• [WRITTEN PROBLEM]
Collect each line containing "name".

• [RECORDED DATA]

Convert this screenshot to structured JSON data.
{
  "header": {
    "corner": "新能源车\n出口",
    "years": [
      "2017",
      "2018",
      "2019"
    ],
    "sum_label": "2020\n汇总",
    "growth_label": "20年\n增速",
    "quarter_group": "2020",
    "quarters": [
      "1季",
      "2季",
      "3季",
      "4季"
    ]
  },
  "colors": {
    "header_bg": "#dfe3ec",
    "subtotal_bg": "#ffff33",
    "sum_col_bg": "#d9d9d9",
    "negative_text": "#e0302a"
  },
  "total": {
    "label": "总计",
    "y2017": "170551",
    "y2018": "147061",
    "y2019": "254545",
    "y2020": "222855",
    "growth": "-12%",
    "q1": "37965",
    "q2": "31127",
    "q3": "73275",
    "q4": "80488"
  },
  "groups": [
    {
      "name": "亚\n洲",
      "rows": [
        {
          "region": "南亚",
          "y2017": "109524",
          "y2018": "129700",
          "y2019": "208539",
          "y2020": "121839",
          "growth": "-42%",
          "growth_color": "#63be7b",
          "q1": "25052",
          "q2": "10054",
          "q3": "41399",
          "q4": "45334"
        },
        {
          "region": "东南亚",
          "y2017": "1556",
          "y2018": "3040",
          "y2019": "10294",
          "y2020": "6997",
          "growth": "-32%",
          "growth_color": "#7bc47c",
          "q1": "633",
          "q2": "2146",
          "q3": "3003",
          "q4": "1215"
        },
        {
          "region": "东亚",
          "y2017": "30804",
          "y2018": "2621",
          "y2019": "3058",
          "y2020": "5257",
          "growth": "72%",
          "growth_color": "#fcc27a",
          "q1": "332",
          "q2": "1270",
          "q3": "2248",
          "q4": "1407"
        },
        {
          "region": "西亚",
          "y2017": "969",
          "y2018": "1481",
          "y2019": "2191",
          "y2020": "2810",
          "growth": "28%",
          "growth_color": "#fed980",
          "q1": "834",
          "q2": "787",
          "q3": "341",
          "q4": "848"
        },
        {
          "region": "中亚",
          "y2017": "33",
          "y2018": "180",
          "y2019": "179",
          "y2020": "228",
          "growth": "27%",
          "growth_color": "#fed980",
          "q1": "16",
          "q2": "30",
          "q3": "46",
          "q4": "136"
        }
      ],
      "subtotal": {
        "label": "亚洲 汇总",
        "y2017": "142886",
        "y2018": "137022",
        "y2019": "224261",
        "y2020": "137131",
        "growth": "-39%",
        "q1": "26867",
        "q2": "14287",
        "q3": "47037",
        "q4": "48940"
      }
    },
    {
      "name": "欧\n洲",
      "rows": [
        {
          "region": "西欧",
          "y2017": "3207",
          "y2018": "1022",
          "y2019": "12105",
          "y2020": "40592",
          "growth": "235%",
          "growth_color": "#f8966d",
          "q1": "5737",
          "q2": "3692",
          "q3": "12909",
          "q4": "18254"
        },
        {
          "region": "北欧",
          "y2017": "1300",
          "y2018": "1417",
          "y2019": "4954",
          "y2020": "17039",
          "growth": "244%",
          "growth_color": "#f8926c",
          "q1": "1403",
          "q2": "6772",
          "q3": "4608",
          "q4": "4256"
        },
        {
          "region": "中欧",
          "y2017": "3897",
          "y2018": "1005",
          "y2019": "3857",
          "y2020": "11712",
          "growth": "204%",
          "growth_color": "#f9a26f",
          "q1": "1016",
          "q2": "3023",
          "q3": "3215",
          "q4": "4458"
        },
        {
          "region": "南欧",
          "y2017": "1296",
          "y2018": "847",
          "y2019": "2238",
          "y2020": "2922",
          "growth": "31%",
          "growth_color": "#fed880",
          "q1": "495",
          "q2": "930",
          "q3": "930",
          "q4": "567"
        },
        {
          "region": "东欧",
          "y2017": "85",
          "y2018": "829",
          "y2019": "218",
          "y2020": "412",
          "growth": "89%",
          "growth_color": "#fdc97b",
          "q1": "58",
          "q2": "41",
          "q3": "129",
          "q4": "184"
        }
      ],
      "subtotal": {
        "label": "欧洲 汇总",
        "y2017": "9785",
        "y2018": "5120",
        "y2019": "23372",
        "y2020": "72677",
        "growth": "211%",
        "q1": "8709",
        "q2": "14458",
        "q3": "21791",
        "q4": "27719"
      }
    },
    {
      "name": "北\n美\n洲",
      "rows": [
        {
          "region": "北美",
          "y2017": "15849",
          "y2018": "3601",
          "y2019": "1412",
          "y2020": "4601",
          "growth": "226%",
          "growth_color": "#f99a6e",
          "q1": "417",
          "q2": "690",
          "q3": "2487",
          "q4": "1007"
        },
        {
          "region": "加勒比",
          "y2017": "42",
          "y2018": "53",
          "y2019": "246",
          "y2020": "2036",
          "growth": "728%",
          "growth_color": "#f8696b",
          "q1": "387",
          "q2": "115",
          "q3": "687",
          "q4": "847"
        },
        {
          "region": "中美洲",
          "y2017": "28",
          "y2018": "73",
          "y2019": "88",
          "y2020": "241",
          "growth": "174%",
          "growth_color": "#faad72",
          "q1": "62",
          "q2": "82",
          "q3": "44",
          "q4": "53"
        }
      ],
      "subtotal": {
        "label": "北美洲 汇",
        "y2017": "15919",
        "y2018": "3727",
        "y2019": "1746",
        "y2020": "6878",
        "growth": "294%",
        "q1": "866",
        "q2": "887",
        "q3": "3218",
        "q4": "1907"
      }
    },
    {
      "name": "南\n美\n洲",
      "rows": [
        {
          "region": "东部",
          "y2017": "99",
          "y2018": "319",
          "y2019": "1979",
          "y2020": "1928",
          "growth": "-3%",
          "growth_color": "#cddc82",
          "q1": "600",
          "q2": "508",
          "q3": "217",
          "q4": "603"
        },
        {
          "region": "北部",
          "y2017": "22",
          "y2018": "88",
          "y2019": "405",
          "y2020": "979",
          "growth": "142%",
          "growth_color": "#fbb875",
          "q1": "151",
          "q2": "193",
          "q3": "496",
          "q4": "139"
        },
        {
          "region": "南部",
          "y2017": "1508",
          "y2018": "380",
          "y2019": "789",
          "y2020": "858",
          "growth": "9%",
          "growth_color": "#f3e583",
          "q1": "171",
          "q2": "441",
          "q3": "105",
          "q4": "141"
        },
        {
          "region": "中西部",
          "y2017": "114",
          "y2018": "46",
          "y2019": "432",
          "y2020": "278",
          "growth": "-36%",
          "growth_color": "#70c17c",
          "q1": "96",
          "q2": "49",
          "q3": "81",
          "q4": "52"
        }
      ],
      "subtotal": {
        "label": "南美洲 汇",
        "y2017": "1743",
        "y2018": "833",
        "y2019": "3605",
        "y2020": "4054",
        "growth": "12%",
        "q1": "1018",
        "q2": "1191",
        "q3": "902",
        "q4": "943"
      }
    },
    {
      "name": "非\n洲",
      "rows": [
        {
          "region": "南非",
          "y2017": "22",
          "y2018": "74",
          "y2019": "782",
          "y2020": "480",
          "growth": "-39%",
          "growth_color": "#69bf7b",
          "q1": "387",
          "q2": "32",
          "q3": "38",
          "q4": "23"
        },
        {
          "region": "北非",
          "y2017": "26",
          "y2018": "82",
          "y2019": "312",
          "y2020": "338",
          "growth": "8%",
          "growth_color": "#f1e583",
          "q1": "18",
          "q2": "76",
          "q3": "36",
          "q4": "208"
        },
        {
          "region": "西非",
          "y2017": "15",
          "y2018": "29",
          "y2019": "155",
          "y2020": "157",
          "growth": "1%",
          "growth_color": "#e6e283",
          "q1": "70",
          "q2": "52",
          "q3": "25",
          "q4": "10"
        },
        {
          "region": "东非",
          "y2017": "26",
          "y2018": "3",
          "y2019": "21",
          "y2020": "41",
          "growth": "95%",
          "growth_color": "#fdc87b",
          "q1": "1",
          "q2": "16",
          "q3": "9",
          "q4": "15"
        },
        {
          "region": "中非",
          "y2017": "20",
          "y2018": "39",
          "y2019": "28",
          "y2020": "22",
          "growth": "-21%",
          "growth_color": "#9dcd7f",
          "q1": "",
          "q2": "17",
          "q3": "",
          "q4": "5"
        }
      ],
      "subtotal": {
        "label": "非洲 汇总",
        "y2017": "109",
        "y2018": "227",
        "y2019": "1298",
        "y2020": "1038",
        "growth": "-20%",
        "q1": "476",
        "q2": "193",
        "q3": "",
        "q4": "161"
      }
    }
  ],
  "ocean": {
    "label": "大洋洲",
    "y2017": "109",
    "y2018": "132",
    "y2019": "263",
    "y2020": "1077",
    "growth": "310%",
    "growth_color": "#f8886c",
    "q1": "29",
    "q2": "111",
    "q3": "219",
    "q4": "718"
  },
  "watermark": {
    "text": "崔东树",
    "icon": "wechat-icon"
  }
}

• [COMPLETE ANSWER]
      "name": "亚\n洲",
      "name": "欧\n洲",
      "name": "北\n美\n洲",
      "name": "南\n美\n洲",
      "name": "非\n洲",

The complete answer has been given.